Your instructions:
How many lines of the records below contain the word "name"? Answer with the number alone.
— start Data records —
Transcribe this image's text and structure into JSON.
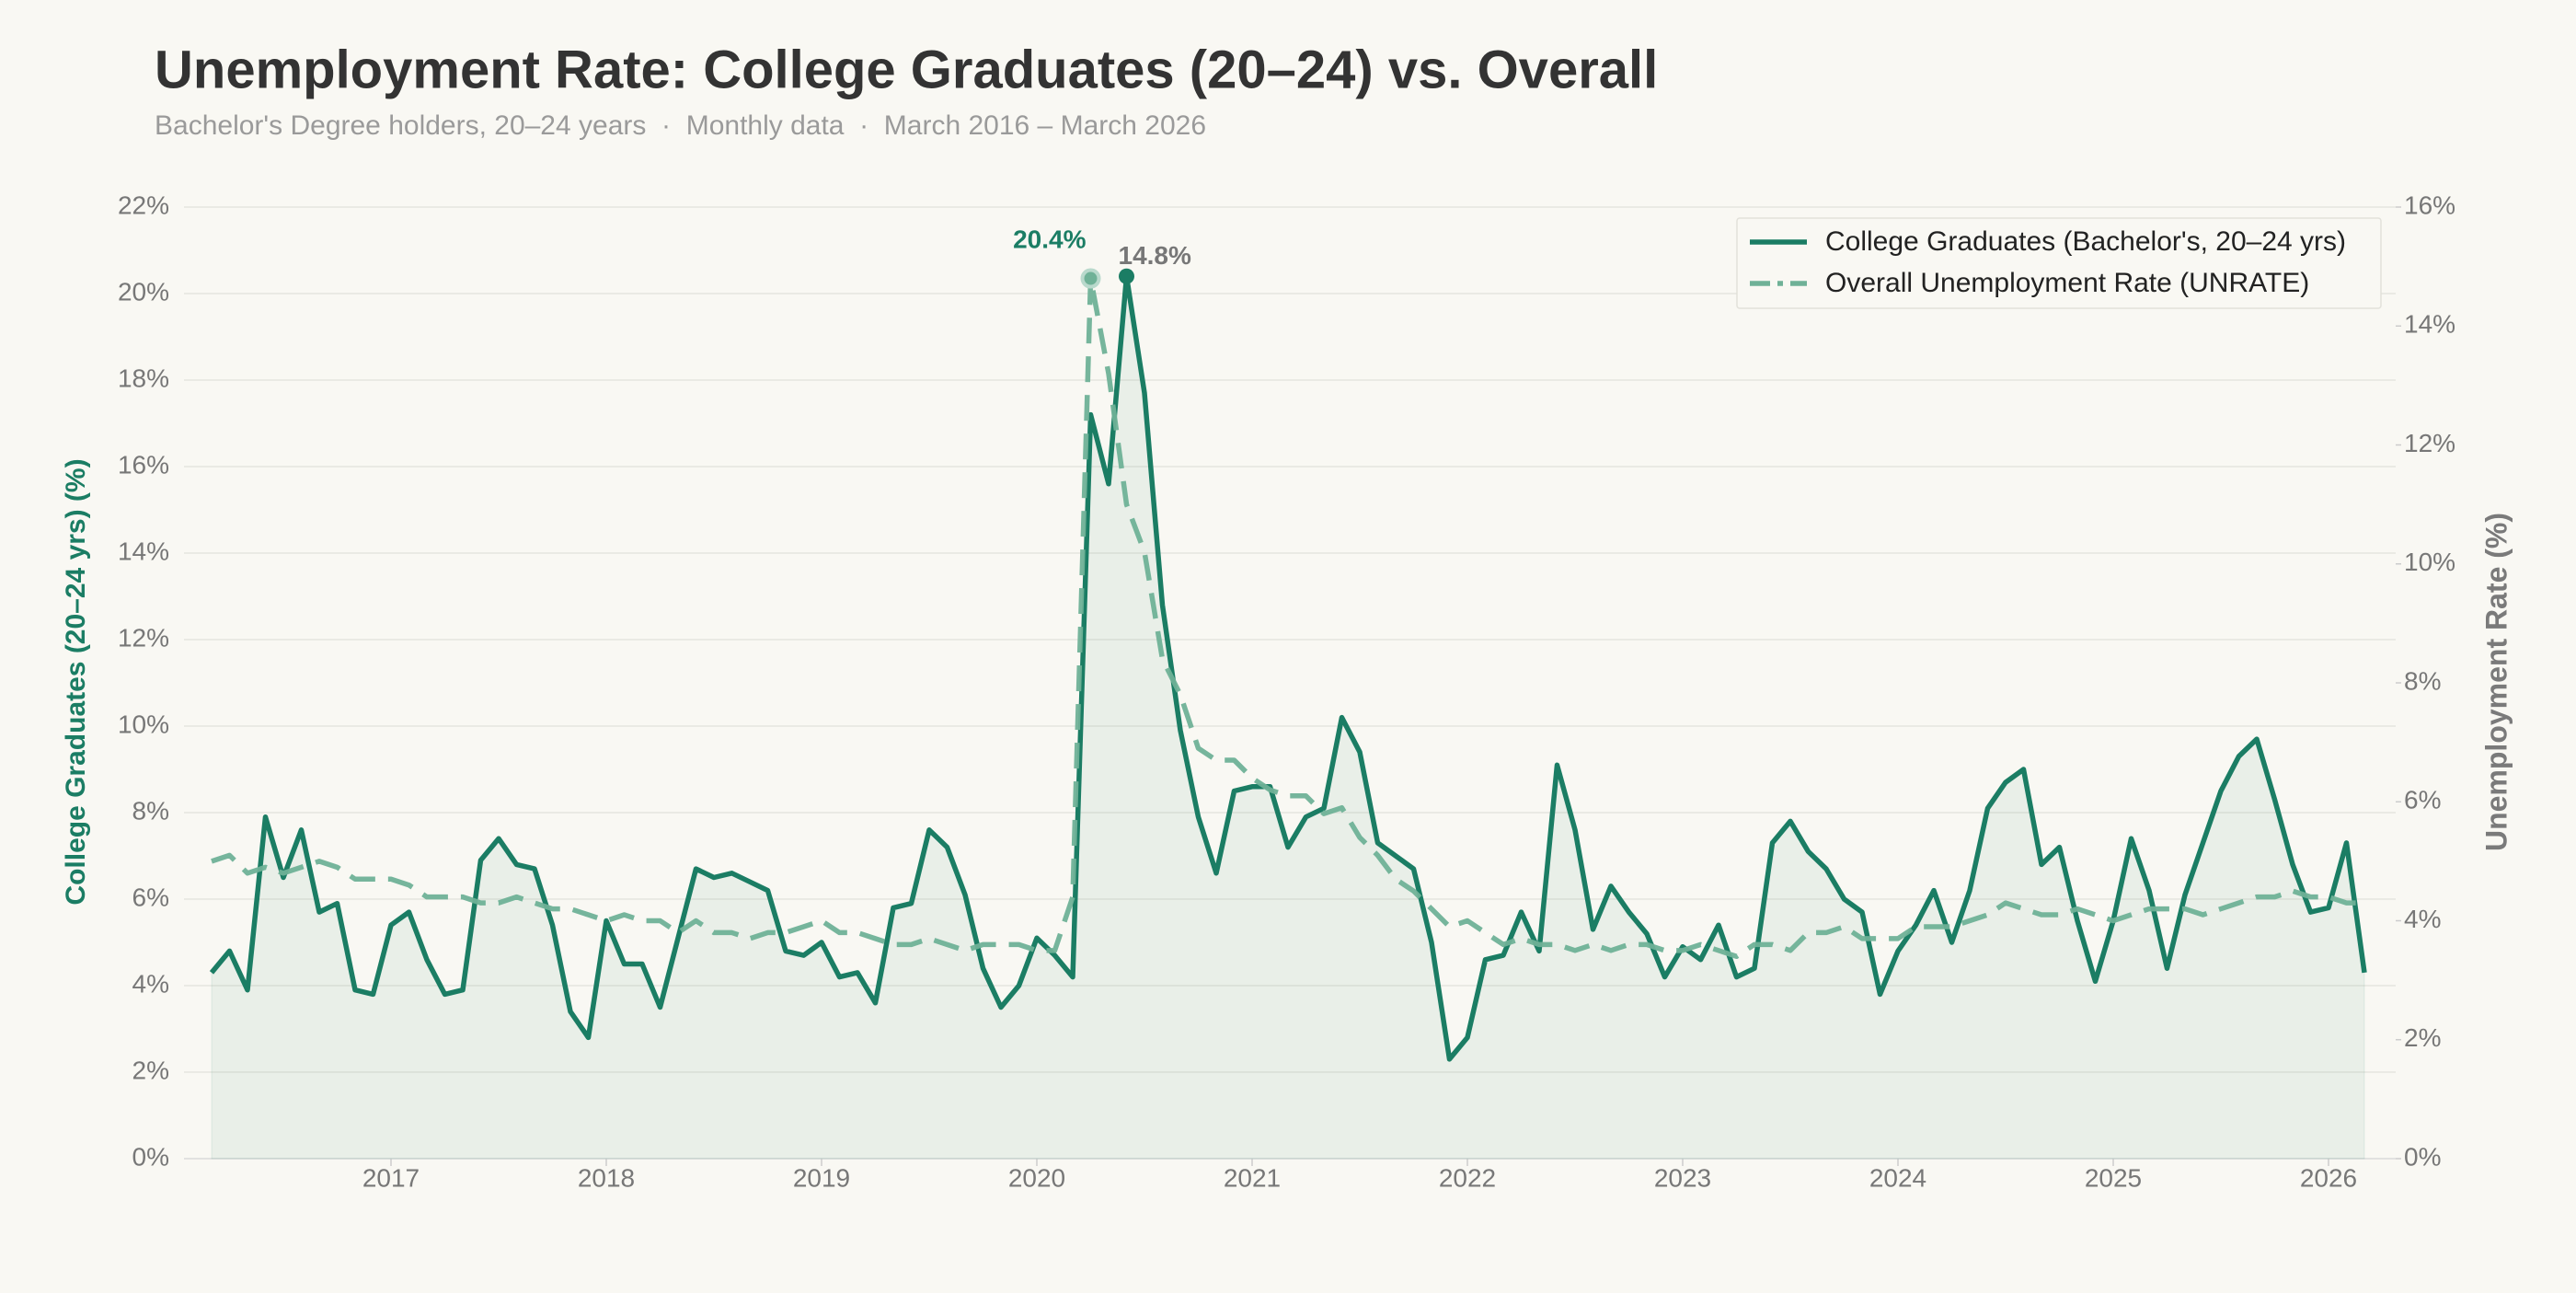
{
  "chart_data": {
    "type": "line",
    "title": "Unemployment Rate: College Graduates (20–24) vs. Overall",
    "subtitle": "Bachelor's Degree holders, 20–24 years  ·  Monthly data  ·  March 2016 – March 2026",
    "ylabel": "College Graduates (20–24 yrs) (%)",
    "y2label": "Unemployment Rate (%)",
    "x": [
      "2016-03",
      "2016-04",
      "2016-05",
      "2016-06",
      "2016-07",
      "2016-08",
      "2016-09",
      "2016-10",
      "2016-11",
      "2016-12",
      "2017-01",
      "2017-02",
      "2017-03",
      "2017-04",
      "2017-05",
      "2017-06",
      "2017-07",
      "2017-08",
      "2017-09",
      "2017-10",
      "2017-11",
      "2017-12",
      "2018-01",
      "2018-02",
      "2018-03",
      "2018-04",
      "2018-05",
      "2018-06",
      "2018-07",
      "2018-08",
      "2018-09",
      "2018-10",
      "2018-11",
      "2018-12",
      "2019-01",
      "2019-02",
      "2019-03",
      "2019-04",
      "2019-05",
      "2019-06",
      "2019-07",
      "2019-08",
      "2019-09",
      "2019-10",
      "2019-11",
      "2019-12",
      "2020-01",
      "2020-02",
      "2020-03",
      "2020-04",
      "2020-05",
      "2020-06",
      "2020-07",
      "2020-08",
      "2020-09",
      "2020-10",
      "2020-11",
      "2020-12",
      "2021-01",
      "2021-02",
      "2021-03",
      "2021-04",
      "2021-05",
      "2021-06",
      "2021-07",
      "2021-08",
      "2021-09",
      "2021-10",
      "2021-11",
      "2021-12",
      "2022-01",
      "2022-02",
      "2022-03",
      "2022-04",
      "2022-05",
      "2022-06",
      "2022-07",
      "2022-08",
      "2022-09",
      "2022-10",
      "2022-11",
      "2022-12",
      "2023-01",
      "2023-02",
      "2023-03",
      "2023-04",
      "2023-05",
      "2023-06",
      "2023-07",
      "2023-08",
      "2023-09",
      "2023-10",
      "2023-11",
      "2023-12",
      "2024-01",
      "2024-02",
      "2024-03",
      "2024-04",
      "2024-05",
      "2024-06",
      "2024-07",
      "2024-08",
      "2024-09",
      "2024-10",
      "2024-11",
      "2024-12",
      "2025-01",
      "2025-02",
      "2025-03",
      "2025-04",
      "2025-05",
      "2025-06",
      "2025-07",
      "2025-08",
      "2025-09",
      "2025-10",
      "2025-11",
      "2025-12",
      "2026-01",
      "2026-02",
      "2026-03"
    ],
    "series": [
      {
        "name": "College Graduates (Bachelor's, 20–24 yrs)",
        "color": "#1b7d64",
        "fill_area": true,
        "values": [
          4.3,
          4.8,
          3.9,
          7.9,
          6.5,
          7.6,
          5.7,
          5.9,
          3.9,
          3.8,
          5.4,
          5.7,
          4.6,
          3.8,
          3.9,
          6.9,
          7.4,
          6.8,
          6.7,
          5.4,
          3.4,
          2.8,
          5.5,
          4.5,
          4.5,
          3.5,
          5.1,
          6.7,
          6.5,
          6.6,
          6.4,
          6.2,
          4.8,
          4.7,
          5.0,
          4.2,
          4.3,
          3.6,
          5.8,
          5.9,
          7.6,
          7.2,
          6.1,
          4.4,
          3.5,
          4.0,
          5.1,
          4.7,
          4.2,
          17.2,
          15.6,
          20.4,
          17.7,
          12.8,
          9.9,
          7.9,
          6.6,
          8.5,
          8.6,
          8.6,
          7.2,
          7.9,
          8.1,
          10.2,
          9.4,
          7.3,
          7.0,
          6.7,
          5.0,
          2.3,
          2.8,
          4.6,
          4.7,
          5.7,
          4.8,
          9.1,
          7.6,
          5.3,
          6.3,
          5.7,
          5.2,
          4.2,
          4.9,
          4.6,
          5.4,
          4.2,
          4.4,
          7.3,
          7.8,
          7.1,
          6.7,
          6.0,
          5.7,
          3.8,
          4.8,
          5.4,
          6.2,
          5.0,
          6.2,
          8.1,
          8.7,
          9.0,
          6.8,
          7.2,
          5.5,
          4.1,
          5.5,
          7.4,
          6.2,
          4.4,
          6.1,
          7.3,
          8.5,
          9.3,
          9.7,
          8.3,
          6.8,
          5.7,
          5.8,
          7.3,
          4.3
        ]
      },
      {
        "name": "Overall Unemployment Rate (UNRATE)",
        "color": "#6fb197",
        "axis": "y2",
        "line_style": "dashed",
        "values": [
          5.0,
          5.1,
          4.8,
          4.9,
          4.8,
          4.9,
          5.0,
          4.9,
          4.7,
          4.7,
          4.7,
          4.6,
          4.4,
          4.4,
          4.4,
          4.3,
          4.3,
          4.4,
          4.3,
          4.2,
          4.2,
          4.1,
          4.0,
          4.1,
          4.0,
          4.0,
          3.8,
          4.0,
          3.8,
          3.8,
          3.7,
          3.8,
          3.8,
          3.9,
          4.0,
          3.8,
          3.8,
          3.7,
          3.6,
          3.6,
          3.7,
          3.6,
          3.5,
          3.6,
          3.6,
          3.6,
          3.5,
          3.5,
          4.4,
          14.8,
          13.2,
          11.0,
          10.2,
          8.4,
          7.8,
          6.9,
          6.7,
          6.7,
          6.4,
          6.2,
          6.1,
          6.1,
          5.8,
          5.9,
          5.4,
          5.1,
          4.7,
          4.5,
          4.2,
          3.9,
          4.0,
          3.8,
          3.6,
          3.7,
          3.6,
          3.6,
          3.5,
          3.6,
          3.5,
          3.6,
          3.6,
          3.5,
          3.5,
          3.6,
          3.5,
          3.4,
          3.6,
          3.6,
          3.5,
          3.8,
          3.8,
          3.9,
          3.7,
          3.7,
          3.7,
          3.9,
          3.9,
          3.9,
          4.0,
          4.1,
          4.3,
          4.2,
          4.1,
          4.1,
          4.2,
          4.1,
          4.0,
          4.1,
          4.2,
          4.2,
          4.2,
          4.1,
          4.2,
          4.3,
          4.4,
          4.4,
          4.5,
          4.4,
          4.4,
          4.3,
          4.3
        ]
      }
    ],
    "annotations": [
      {
        "text": "20.4%",
        "x": "2020-06",
        "y": 20.4,
        "series": 0
      },
      {
        "text": "14.8%",
        "x": "2020-04",
        "y": 14.8,
        "series": 1
      }
    ],
    "xlim": [
      "2016-03",
      "2026-03"
    ],
    "xticks": [
      "2017",
      "2018",
      "2019",
      "2020",
      "2021",
      "2022",
      "2023",
      "2024",
      "2025",
      "2026"
    ],
    "ylim": [
      0,
      22
    ],
    "yticks": [
      {
        "value": 0,
        "label": "0%"
      },
      {
        "value": 2,
        "label": "2%"
      },
      {
        "value": 4,
        "label": "4%"
      },
      {
        "value": 6,
        "label": "6%"
      },
      {
        "value": 8,
        "label": "8%"
      },
      {
        "value": 10,
        "label": "10%"
      },
      {
        "value": 12,
        "label": "12%"
      },
      {
        "value": 14,
        "label": "14%"
      },
      {
        "value": 16,
        "label": "16%"
      },
      {
        "value": 18,
        "label": "18%"
      },
      {
        "value": 20,
        "label": "20%"
      },
      {
        "value": 22,
        "label": "22%"
      }
    ],
    "y2lim": [
      0,
      16
    ],
    "y2ticks": [
      {
        "value": 0,
        "label": "0%"
      },
      {
        "value": 2,
        "label": "2%"
      },
      {
        "value": 4,
        "label": "4%"
      },
      {
        "value": 6,
        "label": "6%"
      },
      {
        "value": 8,
        "label": "8%"
      },
      {
        "value": 10,
        "label": "10%"
      },
      {
        "value": 12,
        "label": "12%"
      },
      {
        "value": 14,
        "label": "14%"
      },
      {
        "value": 16,
        "label": "16%"
      }
    ],
    "grid": true,
    "legend": "upper-right"
  }
}
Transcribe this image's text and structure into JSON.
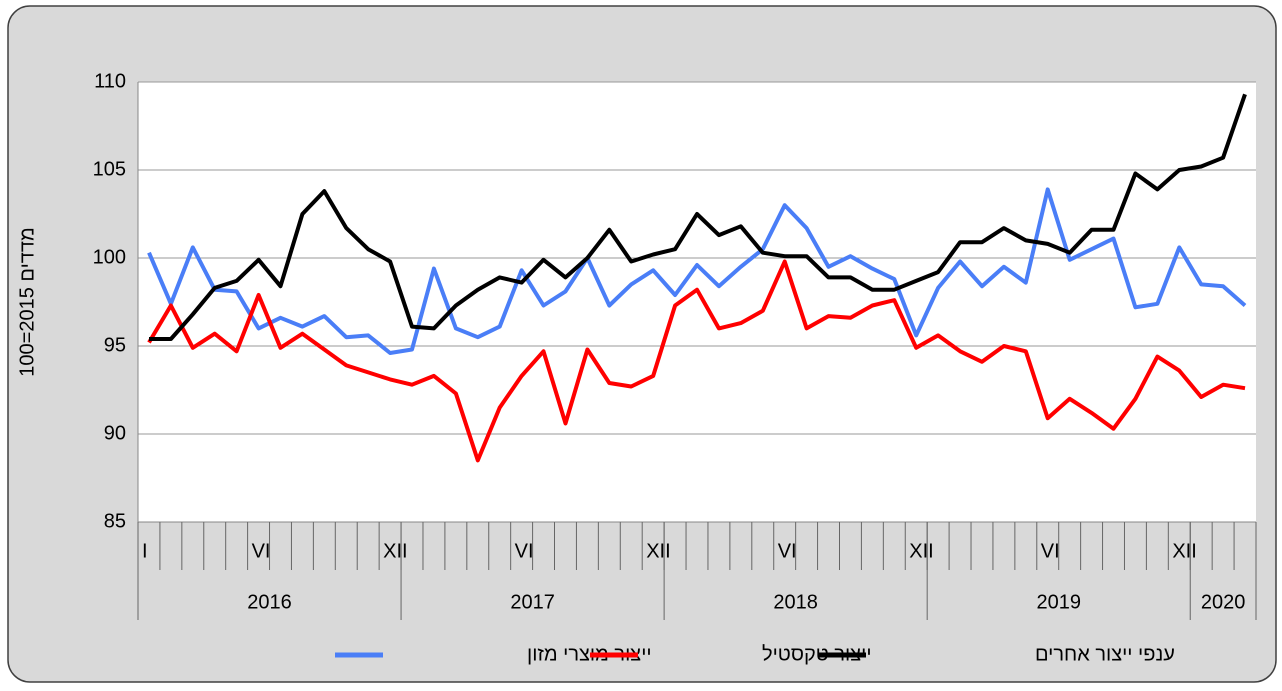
{
  "chart_data": {
    "type": "line",
    "y_label": "מדדים 2015=100",
    "ylim": [
      85,
      110
    ],
    "yticks": [
      85,
      90,
      95,
      100,
      105,
      110
    ],
    "grid": true,
    "categories": [
      "I",
      null,
      null,
      null,
      null,
      "VI",
      null,
      null,
      null,
      null,
      null,
      "XII",
      null,
      null,
      null,
      null,
      null,
      "VI",
      null,
      null,
      null,
      null,
      null,
      "XII",
      null,
      null,
      null,
      null,
      null,
      "VI",
      null,
      null,
      null,
      null,
      null,
      "XII",
      null,
      null,
      null,
      null,
      null,
      "VI",
      null,
      null,
      null,
      null,
      null,
      "XII",
      null,
      null,
      null
    ],
    "groups": [
      {
        "label": "2016",
        "count": 12
      },
      {
        "label": "2017",
        "count": 12
      },
      {
        "label": "2018",
        "count": 12
      },
      {
        "label": "2019",
        "count": 12
      },
      {
        "label": "2020",
        "count": 3
      }
    ],
    "series": [
      {
        "name": "ייצור מוצרי מזון",
        "color": "#4a7ef7",
        "values": [
          100.3,
          97.4,
          100.6,
          98.2,
          98.1,
          96.0,
          96.6,
          96.1,
          96.7,
          95.5,
          95.6,
          94.6,
          94.8,
          99.4,
          96.0,
          95.5,
          96.1,
          99.3,
          97.3,
          98.1,
          100.0,
          97.3,
          98.5,
          99.3,
          97.9,
          99.6,
          98.4,
          99.5,
          100.5,
          103.0,
          101.7,
          99.5,
          100.1,
          99.4,
          98.8,
          95.6,
          98.3,
          99.8,
          98.4,
          99.5,
          98.6,
          103.9,
          99.9,
          100.5,
          101.1,
          97.2,
          97.4,
          100.6,
          98.5,
          98.4,
          97.3
        ]
      },
      {
        "name": "ייצור טקסטיל",
        "color": "#ff0000",
        "values": [
          95.2,
          97.3,
          94.9,
          95.7,
          94.7,
          97.9,
          94.9,
          95.7,
          94.8,
          93.9,
          93.5,
          93.1,
          92.8,
          93.3,
          92.3,
          88.5,
          91.5,
          93.3,
          94.7,
          90.6,
          94.8,
          92.9,
          92.7,
          93.3,
          97.3,
          98.2,
          96.0,
          96.3,
          97.0,
          99.8,
          96.0,
          96.7,
          96.6,
          97.3,
          97.6,
          94.9,
          95.6,
          94.7,
          94.1,
          95.0,
          94.7,
          90.9,
          92.0,
          91.2,
          90.3,
          92.0,
          94.4,
          93.6,
          92.1,
          92.8,
          92.6
        ]
      },
      {
        "name": "ענפי ייצור אחרים",
        "color": "#000000",
        "values": [
          95.4,
          95.4,
          96.8,
          98.3,
          98.7,
          99.9,
          98.4,
          102.5,
          103.8,
          101.7,
          100.5,
          99.8,
          96.1,
          96.0,
          97.3,
          98.2,
          98.9,
          98.6,
          99.9,
          98.9,
          100.0,
          101.6,
          99.8,
          100.2,
          100.5,
          102.5,
          101.3,
          101.8,
          100.3,
          100.1,
          100.1,
          98.9,
          98.9,
          98.2,
          98.2,
          98.7,
          99.2,
          100.9,
          100.9,
          101.7,
          101.0,
          100.8,
          100.3,
          101.6,
          101.6,
          104.8,
          103.9,
          105.0,
          105.2,
          105.7,
          109.3
        ]
      }
    ]
  }
}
— end Data records —
Response to the exercise:
5